--- TESTO FORNITO ---
Con riferimento ai “familiari” di cittadini dell’Unione europea che possono richiedere l’assegno unico, sempre la citata circolare dell’INPS chiarisce che essi devono essere titolari del diritto di soggiorno o del diritto di soggiorno permanente ovvero titolari di carta di soggiorno o carta di soggiorno permanente. Sono, inoltre, inclusi anche i familiari extra UE di cittadini stranieri che siano titolari di un permesso di soggiorno per ricongiungimento al familiare.

La platea di potenziali richiedenti è quindi davvero molto ampia sebbene vi siano altri requisiti da soddisfare.
--- RIGHE DEI DATI ---
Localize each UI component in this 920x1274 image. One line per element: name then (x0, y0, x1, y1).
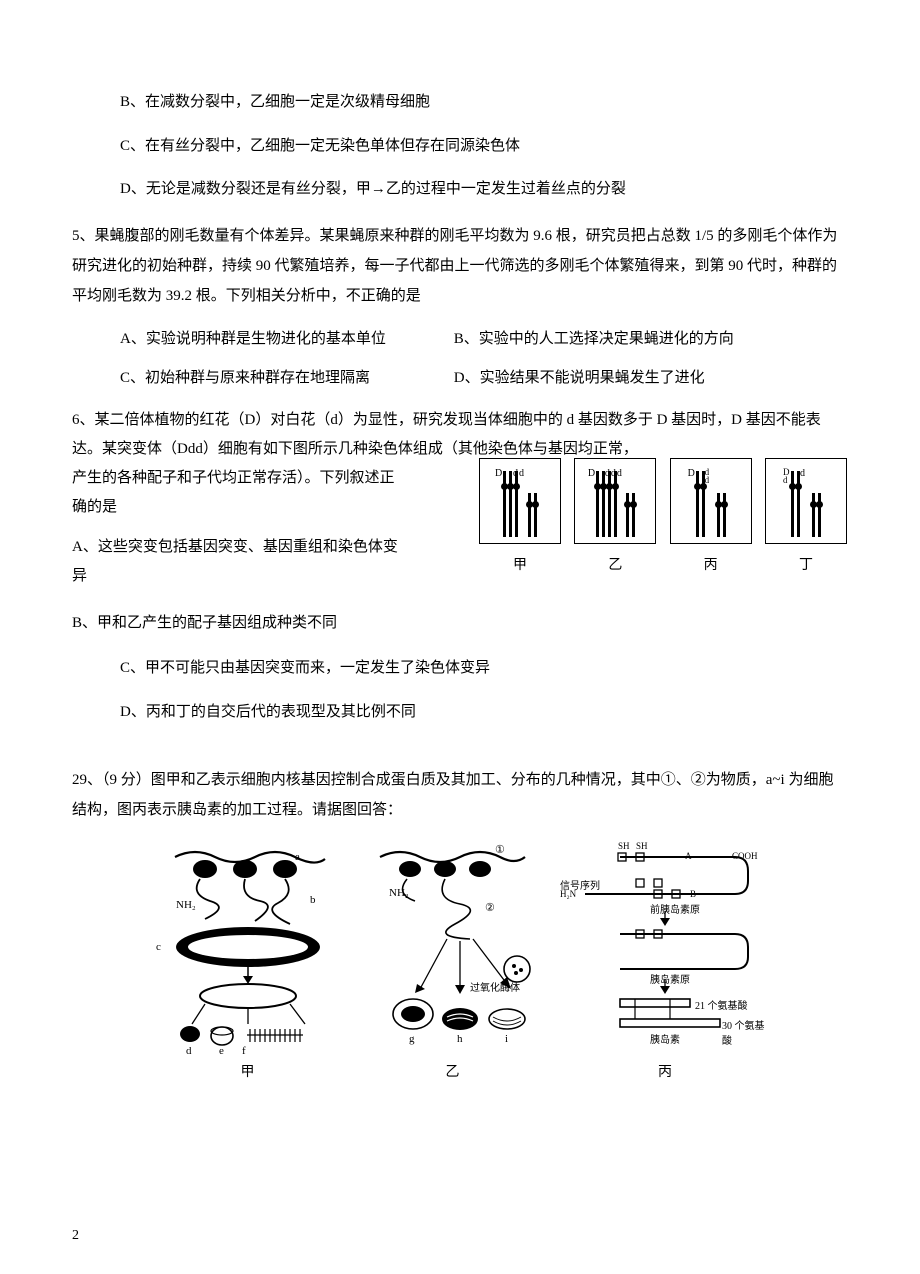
q29-yi-h-label: h (457, 1033, 463, 1045)
q6-panel-yi-box: D d d d (574, 458, 656, 544)
q6-panel-yi: D d d d 乙 (573, 458, 657, 588)
q6-panel-jia: D d d 甲 (478, 458, 562, 588)
q29-yi-nh2-label: NH₂ (389, 887, 409, 899)
q6-panel-bing: D dd 丙 (669, 458, 753, 588)
q29-panel-yi-svg (365, 839, 540, 1059)
q29-panel-bing-caption: 丙 (658, 1061, 672, 1081)
page-number: 2 (72, 1228, 79, 1244)
q29-stem: 29、（9 分）图甲和乙表示细胞内核基因控制合成蛋白质及其加工、分布的几种情况，… (72, 765, 848, 825)
q29-panel-jia: NH₂ a b c d e f 甲 (150, 839, 345, 1079)
q29-jia-e-label: e (219, 1045, 224, 1057)
q6-option-d: D、丙和丁的自交后代的表现型及其比例不同 (72, 700, 848, 726)
q5-option-d: D、实验结果不能说明果蝇发生了进化 (454, 366, 705, 392)
q29-bing-pro-label: 胰岛素原 (650, 971, 690, 986)
q5-options-row2: C、初始种群与原来种群存在地理隔离 D、实验结果不能说明果蝇发生了进化 (72, 366, 848, 392)
q5-option-c: C、初始种群与原来种群存在地理隔离 (120, 366, 450, 392)
q29-bing-sh2-label: SH (636, 841, 648, 851)
q29-bing-a-label: A (685, 851, 692, 861)
q29-figure: NH₂ a b c d e f 甲 (150, 839, 770, 1089)
q29-bing-sh1-label: SH (618, 841, 630, 851)
q6-block: 6、某二倍体植物的红花（D）对白花（d）为显性，研究发现当体细胞中的 d 基因数… (72, 406, 848, 592)
q5-option-b: B、实验中的人工选择决定果蝇进化的方向 (454, 327, 734, 353)
q29-jia-d-label: d (186, 1045, 192, 1057)
q6-panel-jia-caption: 甲 (513, 554, 527, 574)
q6-chromosome-figure: D d d 甲 D d d d 乙 D (478, 458, 848, 588)
q6-option-b: B、甲和乙产生的配子基因组成种类不同 (72, 609, 848, 638)
q29-bing-aa30-label: 30 个氨基酸 (722, 1017, 770, 1047)
q29-jia-c-label: c (156, 941, 161, 953)
q29-jia-nh2-label: NH₂ (176, 899, 196, 911)
q29-yi-m2-label: ② (485, 901, 495, 914)
q6-panel-yi-caption: 乙 (608, 554, 622, 574)
q5-options-row1: A、实验说明种群是生物进化的基本单位 B、实验中的人工选择决定果蝇进化的方向 (72, 327, 848, 353)
q5-stem: 5、果蝇腹部的刚毛数量有个体差异。某果蝇原来种群的刚毛平均数为 9.6 根，研究… (72, 221, 848, 311)
q29-panel-jia-svg (150, 839, 345, 1059)
q29-bing-cooh-label: COOH (732, 851, 758, 861)
q6-option-c: C、甲不可能只由基因突变而来，一定发生了染色体变异 (72, 656, 848, 682)
q4-option-c: C、在有丝分裂中，乙细胞一定无染色单体但存在同源染色体 (72, 134, 848, 160)
q29-bing-aa21-label: 21 个氨基酸 (695, 997, 748, 1012)
q29-panel-yi-caption: 乙 (446, 1061, 460, 1081)
q29-panel-jia-caption: 甲 (241, 1061, 255, 1081)
q5-option-a: A、实验说明种群是生物进化的基本单位 (120, 327, 450, 353)
q6-option-a-line1: A、这些突变包括基因突变、基因重组和染色体变 (72, 533, 452, 562)
q29-yi-i-label: i (505, 1033, 508, 1045)
q6-stem-wrap1: 产生的各种配子和子代均正常存活）。下列叙述正 (72, 464, 452, 493)
q29-yi-m1-label: ① (495, 843, 505, 856)
q6-stem-wrap2: 确的是 (72, 493, 452, 522)
q6-option-a-line2: 异 (72, 562, 452, 591)
q6-panel-bing-caption: 丙 (704, 554, 718, 574)
q29-jia-a-label: a (295, 851, 300, 863)
q29-panel-yi: ① NH₂ ② 过氧化酶体 g h i 乙 (365, 839, 540, 1079)
q29-jia-b-label: b (310, 894, 316, 906)
q29-yi-g-label: g (409, 1033, 415, 1045)
q6-panel-bing-box: D dd (670, 458, 752, 544)
q4-option-d: D、无论是减数分裂还是有丝分裂，甲→乙的过程中一定发生过着丝点的分裂 (72, 177, 848, 203)
q6-stem-line1: 6、某二倍体植物的红花（D）对白花（d）为显性，研究发现当体细胞中的 d 基因数… (72, 406, 848, 465)
q29-yi-perox-label: 过氧化酶体 (470, 979, 520, 994)
q6-panel-ding-caption: 丁 (799, 554, 813, 574)
q6-panel-jia-box: D d d (479, 458, 561, 544)
q6-panel-ding-box: Dd d (765, 458, 847, 544)
q29-bing-prepro-label: 前胰岛素原 (650, 901, 700, 916)
q4-option-b: B、在减数分裂中，乙细胞一定是次级精母细胞 (72, 90, 848, 116)
q29-jia-f-label: f (242, 1045, 246, 1057)
q29-bing-b-label: B (690, 889, 696, 899)
q6-panel-ding: Dd d 丁 (764, 458, 848, 588)
q29-panel-bing: SH SH COOH A 信号序列 H₂N B 前胰岛素原 胰岛素原 21 个氨… (560, 839, 770, 1079)
q29-bing-insulin-label: 胰岛素 (650, 1031, 680, 1046)
q29-bing-h2n-label: H₂N (560, 889, 576, 899)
---
_ESERCIZI DA SVOLGERE:_
1 > Secondo il testo sull'assegno unico, di quale titolo devono essere in possesso i familiari di cittadini dell'Unione europea che richiedono l'assegno, in base a quanto chiarisce la circolare dell'INPS?
2 > Prosegui il testo sull'assegno unico a partire dalla sua ultima frase.
I dati provengono da una fonte diversa.

_RISULTATI DELL'ESERCIZIO:_
1 > Devono essere titolari del diritto di soggiorno o del diritto di soggiorno permanente, oppure della carta di soggiorno o della carta di soggiorno permanente.

2 >
Il richiedente deve essere soggetto al pagamento dell’imposta sul reddito in Italia, requisito che, come chiarisce l’INPS nella circolare n. 23, va inteso “con riferimento a un’imposta dovuta al lordo degli oneri deducibili (ai sensi dell’art. 10 del TUIR) e delle detrazioni di cui agli articoli 11, 12 e 13 del medesimo TUIR e verificata anche nei casi di esclusione o esenzione dal pagamento dell’imposta previsti dall’ordinamento”. Questo significa che anche coloro che si collocano nella “no tax area” possono accedere alla prestazione, inclusione davvero molto importante visto che in passato proprio i più poveri, c.d. incapienti, non beneficiavano di quelle misure di contrasto contro la povertà veicolate tramite la leva fiscale, in quanto nei loro confronti non applicabile.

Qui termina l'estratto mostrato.